Exercise tasks.
A - Check each statement against the bluefin tuna passage and say whether it agrees, answering yes or no and quoting the deciding words of the passage. (i) The tuna was caught by rod and reel. (ii) Captain Ewen Clark is the one who pushes the tag into the fish. (iii) The dart is placed at the base of the tuna's first dorsal fin.
B - Write the next part of the bluefin tuna passage, starting right after its final sentence.

Source excerpt.
--- --- ---

By Dolores Jalbert Leonard

The Pura Vida is riding the swells off Prince Edward Island on a rare clear August afternoon. An excited crew of fishermen and UNH scientists cluster to watch first mate Paul Murray struggle to rein in a giant bluefin tuna. Caught by rod and reel, this 1,000-pound fish has been hauling at the other end of a taut line of monofilament for the better part of an hour. That was the easy part. Now it's Murray's job to encourage this massive, agitated fish to settle down.

While Murray is trying to bring the fish close enough to slip a harness over its head, the giant tuna is pulling back with a force that many anglers have likened to a moving car. From the wheelhouse, Captain Ewen Clark and fisherman Cookie Murray are calling out directions, coordinating the motion of the boat to match the first mate's and giving him some leverage in this deep-sea tug-of-war.

Suddenly, the struggle is over, and the bluefin is securely lashed to the starboard side of the vessel, swimming easily along. This is the moment Molly Lutcavage has been ready for all day. She reaches over the side wielding a T-shaped tagging stick, its tip loaded with a black nylon dart, and calmly waits for a clear shot to push the dart into the base of the tuna's second dorsal fin. When the fish is released, this combination data logger and satellite transmitter will track the tuna's journey over the coming year, recording depth, temperature and location as the fish swims in a range that extends south to Brazil and east to the Mediterranean Sea.

--- --- ---

Dataset entries.

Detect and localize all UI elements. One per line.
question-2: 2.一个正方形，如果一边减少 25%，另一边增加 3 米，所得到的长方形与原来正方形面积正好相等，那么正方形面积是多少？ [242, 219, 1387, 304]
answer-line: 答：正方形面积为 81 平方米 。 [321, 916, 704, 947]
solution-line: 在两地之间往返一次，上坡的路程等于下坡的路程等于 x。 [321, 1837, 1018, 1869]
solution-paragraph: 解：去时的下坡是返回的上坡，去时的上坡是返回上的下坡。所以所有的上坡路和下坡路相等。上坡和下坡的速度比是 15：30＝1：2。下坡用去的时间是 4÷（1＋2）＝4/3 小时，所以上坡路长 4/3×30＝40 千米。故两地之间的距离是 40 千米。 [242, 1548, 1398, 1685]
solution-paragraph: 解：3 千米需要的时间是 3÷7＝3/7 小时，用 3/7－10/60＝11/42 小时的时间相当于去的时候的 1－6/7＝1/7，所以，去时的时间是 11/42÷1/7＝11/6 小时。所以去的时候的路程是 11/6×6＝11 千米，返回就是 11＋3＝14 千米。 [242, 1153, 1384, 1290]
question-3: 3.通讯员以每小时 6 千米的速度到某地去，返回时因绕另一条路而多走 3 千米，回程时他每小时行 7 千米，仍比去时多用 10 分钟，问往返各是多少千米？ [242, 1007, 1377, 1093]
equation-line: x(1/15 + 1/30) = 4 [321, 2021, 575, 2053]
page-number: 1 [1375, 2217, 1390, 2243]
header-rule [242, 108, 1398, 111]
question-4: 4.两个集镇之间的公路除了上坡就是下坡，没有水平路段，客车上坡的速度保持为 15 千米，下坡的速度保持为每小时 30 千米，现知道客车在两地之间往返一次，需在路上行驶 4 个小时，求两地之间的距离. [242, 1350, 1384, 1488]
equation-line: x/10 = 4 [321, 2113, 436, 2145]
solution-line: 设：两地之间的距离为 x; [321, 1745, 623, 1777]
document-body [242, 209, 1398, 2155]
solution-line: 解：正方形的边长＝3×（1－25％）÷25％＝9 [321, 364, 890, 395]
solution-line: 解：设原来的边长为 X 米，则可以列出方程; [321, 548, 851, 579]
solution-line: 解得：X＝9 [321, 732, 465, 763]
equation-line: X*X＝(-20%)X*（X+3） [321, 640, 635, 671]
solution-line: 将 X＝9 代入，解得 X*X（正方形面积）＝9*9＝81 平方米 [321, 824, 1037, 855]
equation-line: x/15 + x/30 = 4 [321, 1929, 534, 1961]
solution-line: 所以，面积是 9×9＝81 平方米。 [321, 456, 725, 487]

--- --- ---

Results in order.
A -
(i) Yes: "Caught by rod and reel, this 1,000-pound fish has been hauling at the other end of a taut line of monofilament for the better part of an hour."
(ii) No: "This is the moment Molly Lutcavage has been ready for all day. She reaches over the side wielding a T-shaped tagging stick"
(iii) No: "push the dart into the base of the tuna's second dorsal fin"

B -
The leviathan stares at Lutcavage as she leans over the side. It's an experience that the director of UNH's Center for Large Pelagics Research has become familiar with over the years, but one she will never get used to—looking into the immense dark eyes of a creature of the abyss. A 20-year-old giant that has crossed the Atlantic many times and has seen things she can only imagine. A fish so iridescently beautiful that when it breaks the surface on a sunny day like this she thinks of the aurora borealis. A fish so delicious that it is likely to become commercially extinct—a destiny Lutcavage hopes her research can help it evade.

On a campus set 12 miles from the ocean in a state that by the most generous reckoning claims 18 miles of coastline, one might think that an internationally acknowledged fisheries science expert is an anomaly. In fact, Lutcavage is part of a large community of UNH researchers, professors and students who are working to address the incredibly complicated, often contentious and thoroughly global problem of how to reverse the decline of the fisheries.


The Atlantic bluefin is only the latest installment in an old fish story, one that's been told many times over: consumers demand more fish, fishermen catch too much fish, fish run out. As this story unfolds, it almost always includes fierce arguments in which fishermen and governments clash. fingers get pointed, not only between these groups, but to other possible causes for the fishery's collapse, like pollution or climate change. When the fish finally disappear, they take with them jobs, industries, food security—sometimes even the health of ocean ecosystems, in which the disappearance of one species can upset an intricately balanced food web.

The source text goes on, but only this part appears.